* **Set task**: What is the number of lines containing the word "Change"? Please answer with that number and nothing more.
— start —
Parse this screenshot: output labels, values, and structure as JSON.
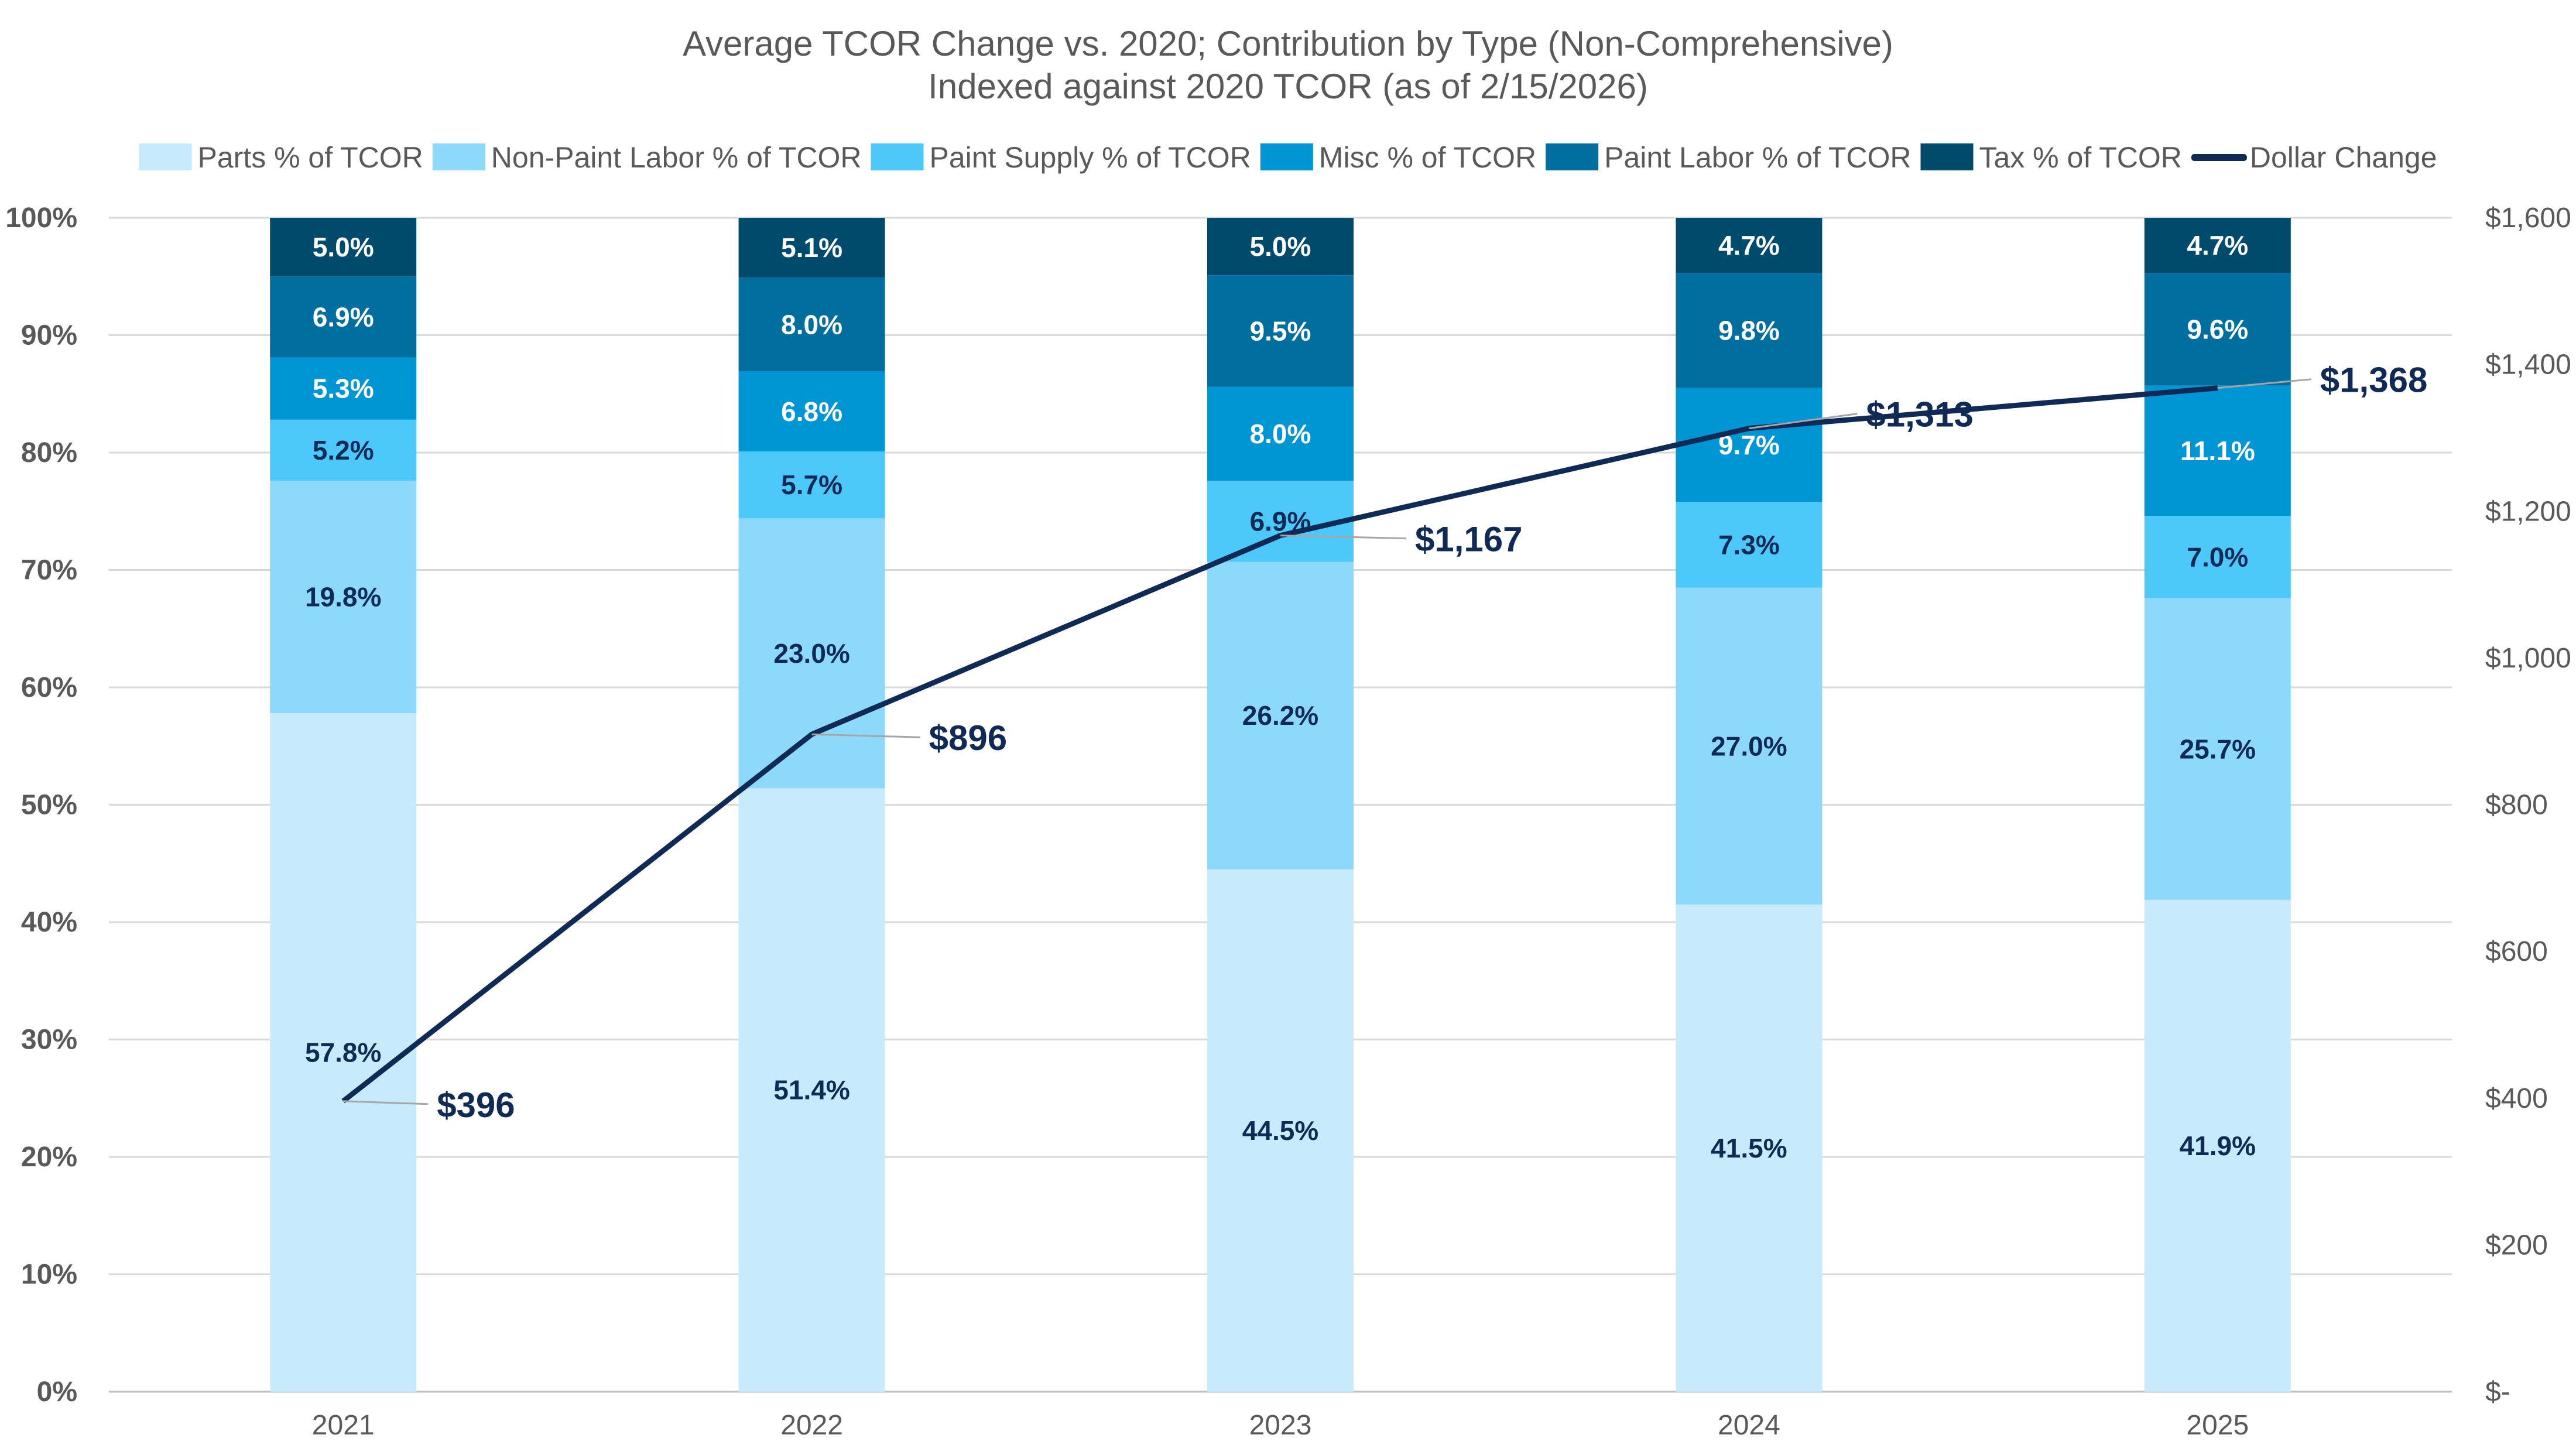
{
  "chart_data": {
    "type": "bar",
    "stacked": true,
    "title": "Average TCOR Change vs. 2020; Contribution by Type (Non-Comprehensive)",
    "subtitle": "Indexed against 2020 TCOR (as of 2/15/2026)",
    "categories": [
      "2021",
      "2022",
      "2023",
      "2024",
      "2025"
    ],
    "y_left": {
      "range": [
        0,
        100
      ],
      "ticks": [
        "0%",
        "10%",
        "20%",
        "30%",
        "40%",
        "50%",
        "60%",
        "70%",
        "80%",
        "90%",
        "100%"
      ]
    },
    "y_right": {
      "range": [
        0,
        1600
      ],
      "ticks": [
        "$-",
        "$200",
        "$400",
        "$600",
        "$800",
        "$1,000",
        "$1,200",
        "$1,400",
        "$1,600"
      ]
    },
    "grid": true,
    "legend_position": "top",
    "series": [
      {
        "name": "Parts % of TCOR",
        "color": "#C7EBFD",
        "label_color": "#0E2A55",
        "values": [
          57.8,
          51.4,
          44.5,
          41.5,
          41.9
        ],
        "labels": [
          "57.8%",
          "51.4%",
          "44.5%",
          "41.5%",
          "41.9%"
        ]
      },
      {
        "name": "Non-Paint Labor % of TCOR",
        "color": "#8CD9FC",
        "label_color": "#0E2A55",
        "values": [
          19.8,
          23.0,
          26.2,
          27.0,
          25.7
        ],
        "labels": [
          "19.8%",
          "23.0%",
          "26.2%",
          "27.0%",
          "25.7%"
        ]
      },
      {
        "name": "Paint Supply % of TCOR",
        "color": "#4DC8FA",
        "label_color": "#0E2A55",
        "values": [
          5.2,
          5.7,
          6.9,
          7.3,
          7.0
        ],
        "labels": [
          "5.2%",
          "5.7%",
          "6.9%",
          "7.3%",
          "7.0%"
        ]
      },
      {
        "name": "Misc % of TCOR",
        "color": "#0096D6",
        "label_color": "#FFFFFF",
        "values": [
          5.3,
          6.8,
          8.0,
          9.7,
          11.1
        ],
        "labels": [
          "5.3%",
          "6.8%",
          "8.0%",
          "9.7%",
          "11.1%"
        ]
      },
      {
        "name": "Paint Labor % of TCOR",
        "color": "#006FA0",
        "label_color": "#FFFFFF",
        "values": [
          6.9,
          8.0,
          9.5,
          9.8,
          9.6
        ],
        "labels": [
          "6.9%",
          "8.0%",
          "9.5%",
          "9.8%",
          "9.6%"
        ]
      },
      {
        "name": "Tax % of TCOR",
        "color": "#004A6B",
        "label_color": "#FFFFFF",
        "values": [
          5.0,
          5.1,
          5.0,
          4.7,
          4.7
        ],
        "labels": [
          "5.0%",
          "5.1%",
          "5.0%",
          "4.7%",
          "4.7%"
        ]
      }
    ],
    "line": {
      "name": "Dollar Change",
      "color": "#0E2A55",
      "axis": "right",
      "values": [
        396,
        896,
        1167,
        1313,
        1368
      ],
      "labels": [
        "$396",
        "$896",
        "$1,167",
        "$1,313",
        "$1,368"
      ]
    }
  }
}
— end —
* **Output below**: 2